Entries from a dataset:
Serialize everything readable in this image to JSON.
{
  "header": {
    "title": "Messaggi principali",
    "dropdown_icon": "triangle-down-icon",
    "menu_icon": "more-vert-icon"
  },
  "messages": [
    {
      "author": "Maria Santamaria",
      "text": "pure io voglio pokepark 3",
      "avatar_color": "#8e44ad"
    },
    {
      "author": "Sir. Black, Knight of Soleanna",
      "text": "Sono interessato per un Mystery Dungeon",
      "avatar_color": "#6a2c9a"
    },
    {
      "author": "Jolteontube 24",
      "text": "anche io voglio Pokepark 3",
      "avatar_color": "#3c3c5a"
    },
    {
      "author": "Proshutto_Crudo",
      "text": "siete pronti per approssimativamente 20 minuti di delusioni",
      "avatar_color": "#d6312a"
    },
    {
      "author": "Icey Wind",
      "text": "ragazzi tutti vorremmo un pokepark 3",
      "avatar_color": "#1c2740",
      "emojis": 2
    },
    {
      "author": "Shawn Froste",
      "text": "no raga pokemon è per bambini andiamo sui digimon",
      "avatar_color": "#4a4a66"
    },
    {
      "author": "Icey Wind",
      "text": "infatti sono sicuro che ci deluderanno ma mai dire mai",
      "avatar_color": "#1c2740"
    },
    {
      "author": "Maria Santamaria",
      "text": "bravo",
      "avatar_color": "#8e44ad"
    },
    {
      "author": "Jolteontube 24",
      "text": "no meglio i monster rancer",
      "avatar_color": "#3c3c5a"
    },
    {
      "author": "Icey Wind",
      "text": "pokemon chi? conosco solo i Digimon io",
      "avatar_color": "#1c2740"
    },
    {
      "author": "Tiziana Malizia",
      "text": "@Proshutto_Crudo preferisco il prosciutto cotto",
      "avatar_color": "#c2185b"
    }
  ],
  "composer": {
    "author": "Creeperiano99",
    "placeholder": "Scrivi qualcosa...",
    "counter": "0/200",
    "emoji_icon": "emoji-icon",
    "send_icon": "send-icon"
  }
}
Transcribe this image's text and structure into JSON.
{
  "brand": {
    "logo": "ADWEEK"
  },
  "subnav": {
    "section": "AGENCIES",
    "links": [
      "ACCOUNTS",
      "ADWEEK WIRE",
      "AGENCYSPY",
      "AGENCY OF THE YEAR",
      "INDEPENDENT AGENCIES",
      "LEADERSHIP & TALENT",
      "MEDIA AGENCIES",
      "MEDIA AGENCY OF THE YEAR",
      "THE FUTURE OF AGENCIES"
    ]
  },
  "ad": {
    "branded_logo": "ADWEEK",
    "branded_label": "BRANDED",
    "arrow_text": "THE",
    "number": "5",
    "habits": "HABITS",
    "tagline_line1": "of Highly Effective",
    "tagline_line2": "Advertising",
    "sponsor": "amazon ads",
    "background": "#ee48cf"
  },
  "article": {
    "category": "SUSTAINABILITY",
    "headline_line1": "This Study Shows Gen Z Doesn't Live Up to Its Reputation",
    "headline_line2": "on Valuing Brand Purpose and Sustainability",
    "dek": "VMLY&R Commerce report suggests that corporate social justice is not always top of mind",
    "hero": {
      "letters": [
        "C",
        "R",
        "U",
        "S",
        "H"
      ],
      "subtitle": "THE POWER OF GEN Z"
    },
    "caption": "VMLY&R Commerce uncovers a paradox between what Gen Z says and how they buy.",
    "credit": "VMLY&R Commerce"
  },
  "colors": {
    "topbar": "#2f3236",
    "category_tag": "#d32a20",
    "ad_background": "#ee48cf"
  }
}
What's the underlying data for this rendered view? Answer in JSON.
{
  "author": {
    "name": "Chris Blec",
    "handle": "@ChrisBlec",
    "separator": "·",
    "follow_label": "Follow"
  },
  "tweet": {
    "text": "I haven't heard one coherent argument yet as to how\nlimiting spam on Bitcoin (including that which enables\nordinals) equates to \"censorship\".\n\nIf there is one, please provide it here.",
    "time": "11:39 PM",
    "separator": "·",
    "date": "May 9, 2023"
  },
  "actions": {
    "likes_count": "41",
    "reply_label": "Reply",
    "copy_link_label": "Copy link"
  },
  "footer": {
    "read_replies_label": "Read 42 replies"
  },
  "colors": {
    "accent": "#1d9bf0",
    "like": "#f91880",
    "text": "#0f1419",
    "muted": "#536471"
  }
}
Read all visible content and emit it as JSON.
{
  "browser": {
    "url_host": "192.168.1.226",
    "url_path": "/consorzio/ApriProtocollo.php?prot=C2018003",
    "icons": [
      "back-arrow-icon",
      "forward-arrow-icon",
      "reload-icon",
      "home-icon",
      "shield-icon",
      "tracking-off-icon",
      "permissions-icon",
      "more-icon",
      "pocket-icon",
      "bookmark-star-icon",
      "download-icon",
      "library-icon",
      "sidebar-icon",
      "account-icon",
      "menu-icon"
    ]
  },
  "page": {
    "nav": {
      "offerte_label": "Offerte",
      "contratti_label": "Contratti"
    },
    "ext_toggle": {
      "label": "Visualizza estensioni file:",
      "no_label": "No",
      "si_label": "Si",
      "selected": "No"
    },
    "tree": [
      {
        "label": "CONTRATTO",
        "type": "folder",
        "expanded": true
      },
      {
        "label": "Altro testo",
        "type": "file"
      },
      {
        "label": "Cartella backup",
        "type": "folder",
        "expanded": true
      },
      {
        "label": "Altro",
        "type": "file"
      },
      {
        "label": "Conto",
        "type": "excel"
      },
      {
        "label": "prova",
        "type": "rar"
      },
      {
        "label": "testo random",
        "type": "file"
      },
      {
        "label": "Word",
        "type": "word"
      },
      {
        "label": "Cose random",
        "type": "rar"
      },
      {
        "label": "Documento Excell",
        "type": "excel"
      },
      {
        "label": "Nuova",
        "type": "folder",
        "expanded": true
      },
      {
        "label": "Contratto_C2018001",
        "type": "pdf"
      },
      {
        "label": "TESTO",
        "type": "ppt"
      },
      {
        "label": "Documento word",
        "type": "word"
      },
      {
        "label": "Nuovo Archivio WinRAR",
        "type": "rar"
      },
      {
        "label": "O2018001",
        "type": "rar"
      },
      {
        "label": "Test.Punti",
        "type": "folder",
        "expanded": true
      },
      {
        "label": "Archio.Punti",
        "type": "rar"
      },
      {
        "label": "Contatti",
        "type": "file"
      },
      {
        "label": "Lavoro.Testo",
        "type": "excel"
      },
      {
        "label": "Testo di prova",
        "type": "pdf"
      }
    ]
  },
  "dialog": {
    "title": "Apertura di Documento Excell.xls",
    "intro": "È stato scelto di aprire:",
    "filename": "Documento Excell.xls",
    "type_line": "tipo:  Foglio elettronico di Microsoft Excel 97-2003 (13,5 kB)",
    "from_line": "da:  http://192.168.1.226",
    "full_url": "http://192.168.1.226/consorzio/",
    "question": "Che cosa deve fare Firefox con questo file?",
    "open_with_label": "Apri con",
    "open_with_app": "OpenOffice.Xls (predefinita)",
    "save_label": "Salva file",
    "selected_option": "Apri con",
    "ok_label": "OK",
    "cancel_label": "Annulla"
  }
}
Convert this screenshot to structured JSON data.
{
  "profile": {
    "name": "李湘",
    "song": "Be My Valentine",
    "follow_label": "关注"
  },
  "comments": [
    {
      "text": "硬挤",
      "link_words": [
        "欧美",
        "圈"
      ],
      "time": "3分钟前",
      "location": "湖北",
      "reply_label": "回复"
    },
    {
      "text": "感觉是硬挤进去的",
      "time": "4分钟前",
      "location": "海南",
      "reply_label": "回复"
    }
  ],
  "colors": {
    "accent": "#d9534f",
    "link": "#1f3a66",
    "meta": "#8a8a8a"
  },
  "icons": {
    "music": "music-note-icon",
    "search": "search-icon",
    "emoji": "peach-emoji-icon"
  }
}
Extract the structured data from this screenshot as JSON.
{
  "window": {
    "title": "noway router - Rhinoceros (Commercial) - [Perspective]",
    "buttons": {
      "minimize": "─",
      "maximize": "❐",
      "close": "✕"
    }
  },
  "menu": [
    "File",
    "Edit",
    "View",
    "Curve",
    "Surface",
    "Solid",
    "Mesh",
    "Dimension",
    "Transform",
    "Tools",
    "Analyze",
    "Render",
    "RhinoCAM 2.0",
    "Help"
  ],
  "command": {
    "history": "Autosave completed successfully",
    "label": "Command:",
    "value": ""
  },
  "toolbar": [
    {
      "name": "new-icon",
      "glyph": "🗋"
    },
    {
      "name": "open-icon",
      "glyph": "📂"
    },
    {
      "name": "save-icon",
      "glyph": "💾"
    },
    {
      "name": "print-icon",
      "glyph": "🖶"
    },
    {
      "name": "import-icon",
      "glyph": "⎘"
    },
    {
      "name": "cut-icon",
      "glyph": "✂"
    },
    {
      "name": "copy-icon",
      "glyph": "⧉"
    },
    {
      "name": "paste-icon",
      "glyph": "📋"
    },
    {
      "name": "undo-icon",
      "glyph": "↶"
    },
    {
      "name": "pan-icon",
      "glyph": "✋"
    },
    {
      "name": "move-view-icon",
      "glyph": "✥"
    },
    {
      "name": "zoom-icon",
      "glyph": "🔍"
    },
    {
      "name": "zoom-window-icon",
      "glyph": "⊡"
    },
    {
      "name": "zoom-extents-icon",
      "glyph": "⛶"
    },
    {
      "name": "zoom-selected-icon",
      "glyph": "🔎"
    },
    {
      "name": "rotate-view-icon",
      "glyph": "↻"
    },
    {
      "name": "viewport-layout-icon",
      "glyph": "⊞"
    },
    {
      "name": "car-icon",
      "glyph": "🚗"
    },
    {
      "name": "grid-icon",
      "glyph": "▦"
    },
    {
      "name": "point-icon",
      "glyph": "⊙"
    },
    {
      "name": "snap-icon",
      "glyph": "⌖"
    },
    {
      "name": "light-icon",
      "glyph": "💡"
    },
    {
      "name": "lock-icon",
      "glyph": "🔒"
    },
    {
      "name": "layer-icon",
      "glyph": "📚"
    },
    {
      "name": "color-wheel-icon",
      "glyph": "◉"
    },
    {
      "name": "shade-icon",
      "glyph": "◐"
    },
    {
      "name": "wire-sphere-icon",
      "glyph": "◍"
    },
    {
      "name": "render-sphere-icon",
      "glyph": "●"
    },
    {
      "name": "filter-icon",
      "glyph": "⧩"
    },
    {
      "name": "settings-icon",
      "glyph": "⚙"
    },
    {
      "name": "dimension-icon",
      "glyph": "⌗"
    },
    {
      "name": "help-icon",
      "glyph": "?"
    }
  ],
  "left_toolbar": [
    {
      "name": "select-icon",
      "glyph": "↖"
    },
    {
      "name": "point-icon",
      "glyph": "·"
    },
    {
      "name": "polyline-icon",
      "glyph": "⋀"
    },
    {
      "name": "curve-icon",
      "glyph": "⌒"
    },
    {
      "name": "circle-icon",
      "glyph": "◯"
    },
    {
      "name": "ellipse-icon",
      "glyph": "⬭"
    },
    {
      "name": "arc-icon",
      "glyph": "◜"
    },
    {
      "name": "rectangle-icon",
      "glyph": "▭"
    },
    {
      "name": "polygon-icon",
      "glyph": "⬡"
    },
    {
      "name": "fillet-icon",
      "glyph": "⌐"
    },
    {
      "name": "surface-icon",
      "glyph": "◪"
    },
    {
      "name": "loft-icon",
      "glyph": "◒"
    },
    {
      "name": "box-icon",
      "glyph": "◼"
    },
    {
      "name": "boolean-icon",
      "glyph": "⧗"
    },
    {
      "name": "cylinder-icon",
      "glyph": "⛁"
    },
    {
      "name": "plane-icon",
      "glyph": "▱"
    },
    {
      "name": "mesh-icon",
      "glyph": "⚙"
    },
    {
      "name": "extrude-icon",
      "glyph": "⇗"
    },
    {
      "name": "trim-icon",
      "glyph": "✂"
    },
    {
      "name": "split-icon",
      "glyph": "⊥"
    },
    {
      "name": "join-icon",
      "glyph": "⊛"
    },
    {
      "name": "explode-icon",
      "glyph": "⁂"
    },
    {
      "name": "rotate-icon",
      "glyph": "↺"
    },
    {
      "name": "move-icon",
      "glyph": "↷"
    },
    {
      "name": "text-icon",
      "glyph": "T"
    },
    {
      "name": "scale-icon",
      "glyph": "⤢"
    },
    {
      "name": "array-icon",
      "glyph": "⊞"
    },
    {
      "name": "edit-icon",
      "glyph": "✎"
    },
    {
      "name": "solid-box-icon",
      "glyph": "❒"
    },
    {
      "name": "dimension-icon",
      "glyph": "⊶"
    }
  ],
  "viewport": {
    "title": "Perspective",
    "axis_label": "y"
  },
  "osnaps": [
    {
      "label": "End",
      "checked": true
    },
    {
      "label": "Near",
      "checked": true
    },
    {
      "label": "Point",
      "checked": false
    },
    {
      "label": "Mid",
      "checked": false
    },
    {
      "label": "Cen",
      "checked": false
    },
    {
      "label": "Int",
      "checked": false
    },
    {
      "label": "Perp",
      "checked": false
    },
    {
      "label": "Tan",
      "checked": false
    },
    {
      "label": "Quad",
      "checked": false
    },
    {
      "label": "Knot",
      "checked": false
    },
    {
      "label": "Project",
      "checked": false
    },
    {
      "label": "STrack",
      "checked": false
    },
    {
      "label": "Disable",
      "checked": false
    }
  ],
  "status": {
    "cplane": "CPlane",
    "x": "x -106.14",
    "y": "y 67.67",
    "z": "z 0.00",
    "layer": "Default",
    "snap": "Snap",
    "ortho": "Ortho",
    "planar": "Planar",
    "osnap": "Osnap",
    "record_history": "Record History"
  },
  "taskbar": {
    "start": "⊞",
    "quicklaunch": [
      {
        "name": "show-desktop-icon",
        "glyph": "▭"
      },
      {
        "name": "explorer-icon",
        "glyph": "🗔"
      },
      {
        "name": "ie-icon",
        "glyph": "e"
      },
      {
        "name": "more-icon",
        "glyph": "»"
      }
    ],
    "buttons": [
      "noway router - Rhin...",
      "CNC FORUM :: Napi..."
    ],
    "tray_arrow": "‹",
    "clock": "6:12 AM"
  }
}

WHAT NEEDS TO BE DONE →
Scan the material above. Return every line containing the string "http".

SOLUTION TO THIS PROBLEM →
    "from_line": "da:  http://192.168.1.226",
    "full_url": "http://192.168.1.226/consorzio/",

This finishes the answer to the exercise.